### PROVIDED MATERIAL

╔══

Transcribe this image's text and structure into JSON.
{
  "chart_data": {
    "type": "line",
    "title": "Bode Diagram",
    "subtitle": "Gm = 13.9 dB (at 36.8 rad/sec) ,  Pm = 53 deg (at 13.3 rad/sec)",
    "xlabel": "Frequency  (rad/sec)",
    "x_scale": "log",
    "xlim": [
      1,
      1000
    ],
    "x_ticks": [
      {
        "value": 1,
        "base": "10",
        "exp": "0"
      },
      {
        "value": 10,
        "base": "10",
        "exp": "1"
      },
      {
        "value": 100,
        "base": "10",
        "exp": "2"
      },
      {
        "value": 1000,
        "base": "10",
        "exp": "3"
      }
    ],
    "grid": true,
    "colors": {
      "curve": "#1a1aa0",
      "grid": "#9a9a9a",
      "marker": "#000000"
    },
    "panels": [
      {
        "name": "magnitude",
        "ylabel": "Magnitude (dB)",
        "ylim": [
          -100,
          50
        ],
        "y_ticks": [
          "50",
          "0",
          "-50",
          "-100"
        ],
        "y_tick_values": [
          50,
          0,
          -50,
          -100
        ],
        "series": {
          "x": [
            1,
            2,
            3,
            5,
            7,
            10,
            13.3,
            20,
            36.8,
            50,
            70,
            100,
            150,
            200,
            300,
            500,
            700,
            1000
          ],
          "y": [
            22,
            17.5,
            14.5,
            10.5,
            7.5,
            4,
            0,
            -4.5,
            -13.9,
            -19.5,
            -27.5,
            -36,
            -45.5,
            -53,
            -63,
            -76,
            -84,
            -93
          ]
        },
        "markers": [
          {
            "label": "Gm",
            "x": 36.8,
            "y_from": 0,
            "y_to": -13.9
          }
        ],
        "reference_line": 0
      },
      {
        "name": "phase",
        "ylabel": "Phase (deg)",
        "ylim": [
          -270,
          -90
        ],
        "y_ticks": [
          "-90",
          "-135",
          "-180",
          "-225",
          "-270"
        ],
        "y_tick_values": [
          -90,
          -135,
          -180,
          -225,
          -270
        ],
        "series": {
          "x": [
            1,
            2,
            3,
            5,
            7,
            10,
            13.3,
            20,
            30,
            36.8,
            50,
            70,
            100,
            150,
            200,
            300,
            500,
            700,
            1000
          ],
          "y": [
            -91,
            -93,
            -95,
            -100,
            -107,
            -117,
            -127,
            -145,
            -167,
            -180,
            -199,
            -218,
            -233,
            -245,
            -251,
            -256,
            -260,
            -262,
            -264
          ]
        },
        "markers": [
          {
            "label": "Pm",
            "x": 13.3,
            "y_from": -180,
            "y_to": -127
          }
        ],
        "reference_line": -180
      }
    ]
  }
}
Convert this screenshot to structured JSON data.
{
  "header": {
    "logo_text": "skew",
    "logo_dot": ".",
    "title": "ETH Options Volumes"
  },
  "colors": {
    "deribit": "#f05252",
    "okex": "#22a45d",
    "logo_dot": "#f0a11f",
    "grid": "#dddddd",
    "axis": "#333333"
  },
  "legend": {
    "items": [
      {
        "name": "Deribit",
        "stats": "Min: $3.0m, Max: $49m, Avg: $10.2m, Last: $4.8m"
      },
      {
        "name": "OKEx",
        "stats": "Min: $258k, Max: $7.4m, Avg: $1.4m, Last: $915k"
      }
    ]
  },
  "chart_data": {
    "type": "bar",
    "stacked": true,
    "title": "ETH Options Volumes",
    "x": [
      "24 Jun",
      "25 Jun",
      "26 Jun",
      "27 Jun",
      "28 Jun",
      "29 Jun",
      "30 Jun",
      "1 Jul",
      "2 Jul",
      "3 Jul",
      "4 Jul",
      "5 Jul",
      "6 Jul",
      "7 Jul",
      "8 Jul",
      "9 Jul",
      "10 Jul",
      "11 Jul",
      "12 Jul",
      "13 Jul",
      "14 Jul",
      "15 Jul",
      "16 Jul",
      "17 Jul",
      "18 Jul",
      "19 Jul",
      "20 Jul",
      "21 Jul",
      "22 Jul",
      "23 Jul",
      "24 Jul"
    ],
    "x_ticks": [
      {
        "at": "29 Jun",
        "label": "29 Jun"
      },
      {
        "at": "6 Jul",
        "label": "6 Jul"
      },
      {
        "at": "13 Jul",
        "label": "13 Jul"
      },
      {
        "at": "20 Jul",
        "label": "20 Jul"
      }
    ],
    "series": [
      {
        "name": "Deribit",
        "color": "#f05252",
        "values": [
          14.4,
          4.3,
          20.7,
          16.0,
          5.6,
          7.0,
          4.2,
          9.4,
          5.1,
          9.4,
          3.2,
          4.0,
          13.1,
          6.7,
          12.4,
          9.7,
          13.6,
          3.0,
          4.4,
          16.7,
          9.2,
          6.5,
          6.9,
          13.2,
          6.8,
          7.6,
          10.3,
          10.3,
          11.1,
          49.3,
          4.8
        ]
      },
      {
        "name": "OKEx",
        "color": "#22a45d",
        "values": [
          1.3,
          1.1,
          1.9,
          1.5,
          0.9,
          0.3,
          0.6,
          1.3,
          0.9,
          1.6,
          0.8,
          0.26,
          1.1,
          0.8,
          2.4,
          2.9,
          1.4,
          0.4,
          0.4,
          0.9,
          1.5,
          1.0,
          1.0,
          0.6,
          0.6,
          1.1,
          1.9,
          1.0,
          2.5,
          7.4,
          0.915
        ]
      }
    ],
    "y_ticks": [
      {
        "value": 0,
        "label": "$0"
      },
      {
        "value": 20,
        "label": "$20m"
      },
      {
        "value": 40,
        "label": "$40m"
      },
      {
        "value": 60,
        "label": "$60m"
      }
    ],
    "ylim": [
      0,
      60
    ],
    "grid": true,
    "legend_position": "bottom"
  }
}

╚══

### TASK DETAILS
Your task is to print all of the records exactly.

### WRITTEN SOLUTION
Transcribe this image's text and structure into JSON.
{
  "chart_data": {
    "type": "line",
    "title": "Bode Diagram",
    "subtitle": "Gm = 13.9 dB (at 36.8 rad/sec) ,  Pm = 53 deg (at 13.3 rad/sec)",
    "xlabel": "Frequency  (rad/sec)",
    "x_scale": "log",
    "xlim": [
      1,
      1000
    ],
    "x_ticks": [
      {
        "value": 1,
        "base": "10",
        "exp": "0"
      },
      {
        "value": 10,
        "base": "10",
        "exp": "1"
      },
      {
        "value": 100,
        "base": "10",
        "exp": "2"
      },
      {
        "value": 1000,
        "base": "10",
        "exp": "3"
      }
    ],
    "grid": true,
    "colors": {
      "curve": "#1a1aa0",
      "grid": "#9a9a9a",
      "marker": "#000000"
    },
    "panels": [
      {
        "name": "magnitude",
        "ylabel": "Magnitude (dB)",
        "ylim": [
          -100,
          50
        ],
        "y_ticks": [
          "50",
          "0",
          "-50",
          "-100"
        ],
        "y_tick_values": [
          50,
          0,
          -50,
          -100
        ],
        "series": {
          "x": [
            1,
            2,
            3,
            5,
            7,
            10,
            13.3,
            20,
            36.8,
            50,
            70,
            100,
            150,
            200,
            300,
            500,
            700,
            1000
          ],
          "y": [
            22,
            17.5,
            14.5,
            10.5,
            7.5,
            4,
            0,
            -4.5,
            -13.9,
            -19.5,
            -27.5,
            -36,
            -45.5,
            -53,
            -63,
            -76,
            -84,
            -93
          ]
        },
        "markers": [
          {
            "label": "Gm",
            "x": 36.8,
            "y_from": 0,
            "y_to": -13.9
          }
        ],
        "reference_line": 0
      },
      {
        "name": "phase",
        "ylabel": "Phase (deg)",
        "ylim": [
          -270,
          -90
        ],
        "y_ticks": [
          "-90",
          "-135",
          "-180",
          "-225",
          "-270"
        ],
        "y_tick_values": [
          -90,
          -135,
          -180,
          -225,
          -270
        ],
        "series": {
          "x": [
            1,
            2,
            3,
            5,
            7,
            10,
            13.3,
            20,
            30,
            36.8,
            50,
            70,
            100,
            150,
            200,
            300,
            500,
            700,
            1000
          ],
          "y": [
            -91,
            -93,
            -95,
            -100,
            -107,
            -117,
            -127,
            -145,
            -167,
            -180,
            -199,
            -218,
            -233,
            -245,
            -251,
            -256,
            -260,
            -262,
            -264
          ]
        },
        "markers": [
          {
            "label": "Pm",
            "x": 13.3,
            "y_from": -180,
            "y_to": -127
          }
        ],
        "reference_line": -180
      }
    ]
  }
}
Convert this screenshot to structured JSON data.
{
  "header": {
    "logo_text": "skew",
    "logo_dot": ".",
    "title": "ETH Options Volumes"
  },
  "colors": {
    "deribit": "#f05252",
    "okex": "#22a45d",
    "logo_dot": "#f0a11f",
    "grid": "#dddddd",
    "axis": "#333333"
  },
  "legend": {
    "items": [
      {
        "name": "Deribit",
        "stats": "Min: $3.0m, Max: $49m, Avg: $10.2m, Last: $4.8m"
      },
      {
        "name": "OKEx",
        "stats": "Min: $258k, Max: $7.4m, Avg: $1.4m, Last: $915k"
      }
    ]
  },
  "chart_data": {
    "type": "bar",
    "stacked": true,
    "title": "ETH Options Volumes",
    "x": [
      "24 Jun",
      "25 Jun",
      "26 Jun",
      "27 Jun",
      "28 Jun",
      "29 Jun",
      "30 Jun",
      "1 Jul",
      "2 Jul",
      "3 Jul",
      "4 Jul",
      "5 Jul",
      "6 Jul",
      "7 Jul",
      "8 Jul",
      "9 Jul",
      "10 Jul",
      "11 Jul",
      "12 Jul",
      "13 Jul",
      "14 Jul",
      "15 Jul",
      "16 Jul",
      "17 Jul",
      "18 Jul",
      "19 Jul",
      "20 Jul",
      "21 Jul",
      "22 Jul",
      "23 Jul",
      "24 Jul"
    ],
    "x_ticks": [
      {
        "at": "29 Jun",
        "label": "29 Jun"
      },
      {
        "at": "6 Jul",
        "label": "6 Jul"
      },
      {
        "at": "13 Jul",
        "label": "13 Jul"
      },
      {
        "at": "20 Jul",
        "label": "20 Jul"
      }
    ],
    "series": [
      {
        "name": "Deribit",
        "color": "#f05252",
        "values": [
          14.4,
          4.3,
          20.7,
          16.0,
          5.6,
          7.0,
          4.2,
          9.4,
          5.1,
          9.4,
          3.2,
          4.0,
          13.1,
          6.7,
          12.4,
          9.7,
          13.6,
          3.0,
          4.4,
          16.7,
          9.2,
          6.5,
          6.9,
          13.2,
          6.8,
          7.6,
          10.3,
          10.3,
          11.1,
          49.3,
          4.8
        ]
      },
      {
        "name": "OKEx",
        "color": "#22a45d",
        "values": [
          1.3,
          1.1,
          1.9,
          1.5,
          0.9,
          0.3,
          0.6,
          1.3,
          0.9,
          1.6,
          0.8,
          0.26,
          1.1,
          0.8,
          2.4,
          2.9,
          1.4,
          0.4,
          0.4,
          0.9,
          1.5,
          1.0,
          1.0,
          0.6,
          0.6,
          1.1,
          1.9,
          1.0,
          2.5,
          7.4,
          0.915
        ]
      }
    ],
    "y_ticks": [
      {
        "value": 0,
        "label": "$0"
      },
      {
        "value": 20,
        "label": "$20m"
      },
      {
        "value": 40,
        "label": "$40m"
      },
      {
        "value": 60,
        "label": "$60m"
      }
    ],
    "ylim": [
      0,
      60
    ],
    "grid": true,
    "legend_position": "bottom"
  }
}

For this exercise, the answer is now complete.